Aunque también jugábamos con ranas de verdad. Recuerdo las excursiones al campo con padres y amigos, así como esas escapadas a las charcas o a los ríos para capturar renacuajos, o cabezudos. Los metíamos en tarros de cristal con un poco de agua, y luego en casa, los pasábamos a un cómodo balde y observábamos poco a poco su curiosísima metamorfosis. Esos renacuajos que vivían única y exclusivamente en el agua, con el tiempo perdían su cola, desarrollaban sus patas y salían del agua convertidos en ranas adultas. Una versión a cámara rápida de lo que para muchos significa el origen de la vida en la tierra y la aparición de los primeros mamíferos terrestres. Ahí es nada el espectáculo que se desarrollaba ante nuestros ojos! Entre la metamorfosis de las ranas y la de los gusanos de seda nos dimos una panzada de ver cómo evolucionaban diversos seres que convivían con nosotros en nuestras casas. No es de extrañar que a los de nuestra generación, los Pokemon nos parezcan una verdadera estafa.

Luego llegaba el instituto, y a esas pequeñas ranas que nos sirvieron de entretenimiento en nuestra infancia las extraíamos de tarros de cristal (como a nuestros renacuajos), les aplicábamos formol en el laboratorio de ciencias, clavábamos sus patas con alfileres dejándolas sobre nuestras mesas hechas un Cristo y las abríamos en canal para sacarles las vísceras. Los pobres anfibios ofrecían su cuerpo a la ciencia, cosa que ya habían hecho a lo largo de la década de los 60 en la que se les inyectaba bajo la piel la orina de una mujer para averiguar si estaba o no embarazada.


Quizá el origen de esa práctica en la que se utilizaban ranas como test de embarazo se remonte al antiguo Egipto en el que la diosa Heket, representada como una mujer con cabeza de rana, simbolizaba la fertilidad, presidía los nacimientos, asistía como comadrona en los partos y daba el soplo de vida a los recién nacidos. De este modo se la asoció como la diosa de la concepción y de los nacimientos y se vinculó a la rana con el renacer y la prosperidad.

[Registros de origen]
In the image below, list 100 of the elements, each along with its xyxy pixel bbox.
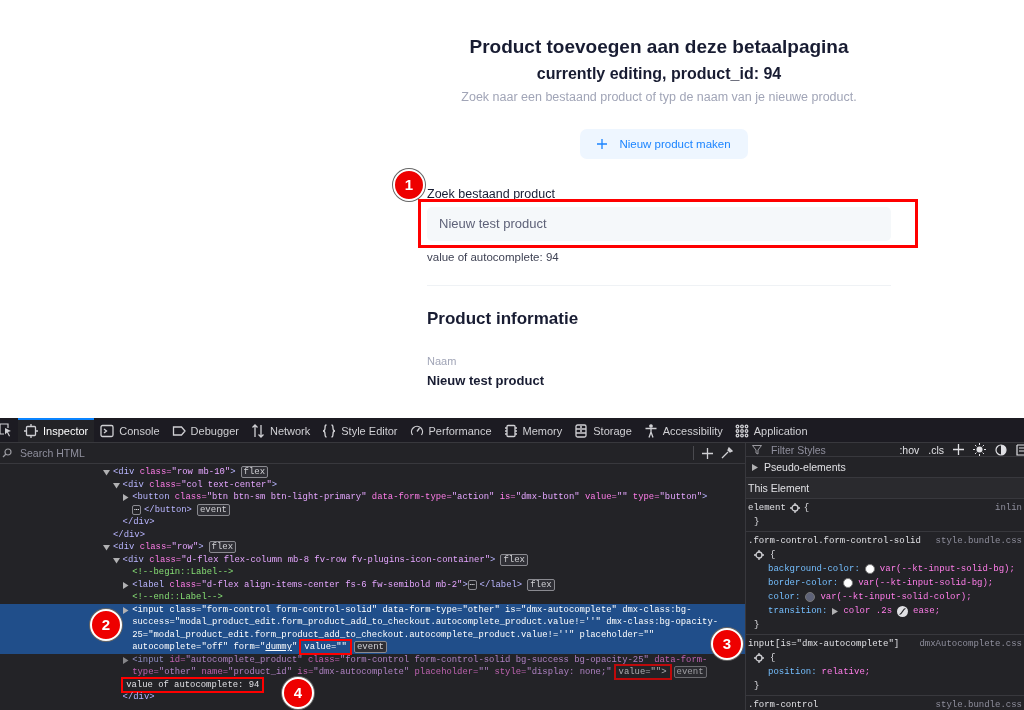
open-brace: { — [770, 653, 776, 663]
devtools-tab[interactable]: Storage — [568, 418, 638, 442]
highlighted-code: value=""> — [616, 667, 669, 677]
devtools-tab[interactable]: Network — [244, 418, 317, 442]
pseudo-elements-label[interactable]: Pseudo-elements — [764, 461, 846, 473]
twisty-icon[interactable] — [752, 463, 758, 471]
css-value: var(--kt-input-solid-bg); — [858, 578, 994, 588]
css-value: relative; — [821, 667, 871, 677]
color-swatch[interactable] — [805, 592, 816, 602]
html-code: </label> — [479, 578, 523, 591]
css-value: var(--kt-input-solid-color); — [820, 592, 972, 602]
search-icon — [2, 448, 12, 458]
html-code: <label class="d-flex align-items-center fs-6 fw-semibold mb-2"> — [132, 578, 468, 591]
html-node[interactable]: <div class="row"> flex — [0, 541, 745, 554]
css-selector: input[is="dmx-autocomplete"] — [748, 639, 900, 649]
stylesheet-link[interactable]: style.bundle.css — [935, 536, 1022, 546]
devtools-tab[interactable]: Application — [728, 418, 814, 442]
devtools-tab[interactable]: Inspector — [18, 418, 95, 442]
color-swatch[interactable] — [864, 564, 875, 574]
form-link[interactable]: dummy — [265, 641, 292, 654]
crosshair-icon[interactable] — [789, 503, 800, 513]
devtools-tab[interactable]: Console — [94, 418, 166, 442]
html-node[interactable]: <div class="col text-center"> — [0, 478, 745, 491]
filter-icon — [752, 444, 762, 455]
color-swatch[interactable] — [843, 578, 854, 588]
html-code: </div> — [113, 528, 145, 541]
html-node[interactable]: <!--end::Label--> — [0, 591, 745, 604]
hover-state-toggle[interactable]: :hov — [899, 443, 920, 456]
css-selector: .form-control.form-control-solid — [748, 536, 921, 546]
twisty-icon[interactable] — [122, 581, 130, 589]
html-node[interactable]: <div class="row mb-10"> flex — [0, 466, 745, 479]
style-icon — [322, 424, 337, 438]
html-code: success="modal_product_edit.form_product_add_to_checkout.autocomplete_product.value!=''" dmx-class:bg-opacity- — [132, 616, 719, 629]
search-html-field[interactable]: Search HTML — [20, 447, 685, 459]
css-property: transition: — [768, 606, 828, 616]
devtools-tab[interactable]: Accessibility — [637, 418, 729, 442]
crosshair-icon[interactable] — [754, 550, 764, 560]
crosshair-icon[interactable] — [754, 653, 764, 663]
add-node-icon[interactable] — [702, 447, 713, 459]
css-property: border-color: — [768, 578, 839, 588]
css-value: var(--kt-input-solid-bg); — [879, 564, 1015, 574]
page-title: Product toevoegen aan deze betaalpagina — [468, 36, 850, 58]
product-search-field[interactable]: Nieuw test product — [427, 207, 891, 241]
twisty-icon[interactable] — [122, 656, 130, 664]
filter-styles-field[interactable]: Filter Styles — [771, 443, 891, 456]
class-toggle[interactable]: .cls — [928, 443, 944, 456]
contrast-icon[interactable] — [995, 443, 1007, 456]
eyedropper-icon[interactable] — [721, 447, 733, 459]
twisty-icon[interactable] — [122, 606, 130, 614]
number-marker: 2 — [90, 608, 122, 641]
css-value: color .2s — [843, 606, 893, 616]
css-property: color: — [768, 592, 801, 602]
twisty-icon[interactable] — [103, 469, 110, 476]
html-node[interactable] — [0, 603, 745, 654]
css-selector: element — [748, 503, 786, 513]
twisty-icon[interactable] — [112, 556, 120, 564]
node-badge[interactable]: flex — [500, 553, 529, 566]
devtools-tab[interactable]: Memory — [497, 418, 569, 442]
close-brace: } — [754, 620, 760, 630]
twisty-icon[interactable] — [832, 607, 839, 615]
devtools-tab[interactable]: Performance — [403, 418, 498, 442]
node-badge[interactable]: event — [196, 503, 230, 516]
devtools-tab[interactable]: Style Editor — [316, 418, 404, 442]
document-icon[interactable] — [1016, 443, 1024, 456]
highlighted-code: value="" — [302, 642, 349, 652]
html-code: </button> — [144, 503, 192, 516]
twisty-icon[interactable] — [103, 544, 110, 551]
add-rule-icon[interactable] — [953, 444, 964, 455]
html-node[interactable]: <div class="d-flex flex-column mb-8 fv-row fv-plugins-icon-container"> flex — [0, 553, 745, 566]
element-picker-icon[interactable] — [0, 423, 12, 437]
stylesheet-link[interactable]: dmxAutocomplete.css — [919, 639, 1022, 649]
collapsed-content-button[interactable]: ⋯ — [467, 579, 477, 590]
plus-icon — [597, 139, 608, 149]
html-code: <div class="row"> — [113, 541, 204, 554]
stylesheet-link[interactable]: inlin — [995, 503, 1022, 513]
html-node[interactable]: <label class="d-flex align-items-center fs-6 fw-semibold mb-2"> ⋯ </label> flex — [0, 578, 745, 591]
twisty-icon[interactable] — [122, 494, 130, 501]
html-node[interactable]: <!--begin::Label--> — [0, 566, 745, 579]
sun-icon[interactable] — [973, 443, 986, 456]
name-label: Naam — [427, 355, 458, 367]
easing-curve-icon[interactable] — [897, 605, 909, 617]
node-badge[interactable]: event — [353, 641, 387, 654]
page-description: Zoek naar een bestaand product of typ de naam van je nieuwe product. — [460, 90, 858, 104]
node-badge[interactable]: flex — [527, 578, 555, 591]
storage-icon — [574, 424, 589, 438]
section-heading: Product informatie — [427, 309, 580, 329]
section-header: This Element — [746, 478, 1024, 499]
stylesheet-link[interactable]: style.bundle.css — [935, 700, 1022, 710]
node-badge[interactable]: flex — [208, 541, 237, 554]
node-badge[interactable]: event — [673, 666, 707, 679]
node-badge[interactable]: flex — [240, 466, 269, 479]
devtools-tab[interactable]: Debugger — [165, 418, 245, 442]
autocomplete-value: value of autocomplete: 94 — [427, 251, 560, 263]
twisty-icon[interactable] — [112, 481, 120, 489]
console-icon — [100, 424, 115, 438]
html-code: <input id="autocomplete_product" class="form-control form-control-solid bg-success bg-opacity-25" data-form- — [132, 653, 708, 666]
css-property: position: — [768, 667, 817, 677]
html-code: 25="modal_product_edit.form_product_add_to_checkout.autocomplete_product.value!=''" placeholder="" — [132, 628, 655, 641]
html-node[interactable]: <button class="btn btn-sm btn-light-primary" data-form-type="action" is="dmx-button" value="" type="button"> ⋯ </button> event — [0, 491, 745, 516]
collapsed-content-button[interactable]: ⋯ — [132, 504, 141, 515]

» LISTA DE TAREAS
1. Indica si cada afirmación concuerda con el texto sobre las ranas y cita las palabras del texto que lo deciden. (a) Los renacuajos capturados se guardaban en tarros de cristal con un poco de agua. (b) Las ranas se empleaban como test de embarazo durante la década de los 80. (c) La diosa Heket se representaba como una mujer con cabeza de rana.
2. Copia de los registros el tramo que empieza en la línea que contiene "653, 776, 663]" y termina en la que contiene "devtools-tab[interactable]: Network —", ambas incluidas.

» RESPUESTAS DESARROLLADAS
1.
(a) Sí: «Los metíamos en tarros de cristal con un poco de agua».
(b) No: «a lo largo de la década de los 60».
(c) Sí: «representada como una mujer con cabeza de rana».

2.
open-brace: { — [770, 653, 776, 663]
devtools-tab[interactable]: Storage — [568, 418, 638, 442]
highlighted-code: value=""> — [616, 667, 669, 677]
devtools-tab[interactable]: Network — [244, 418, 317, 442]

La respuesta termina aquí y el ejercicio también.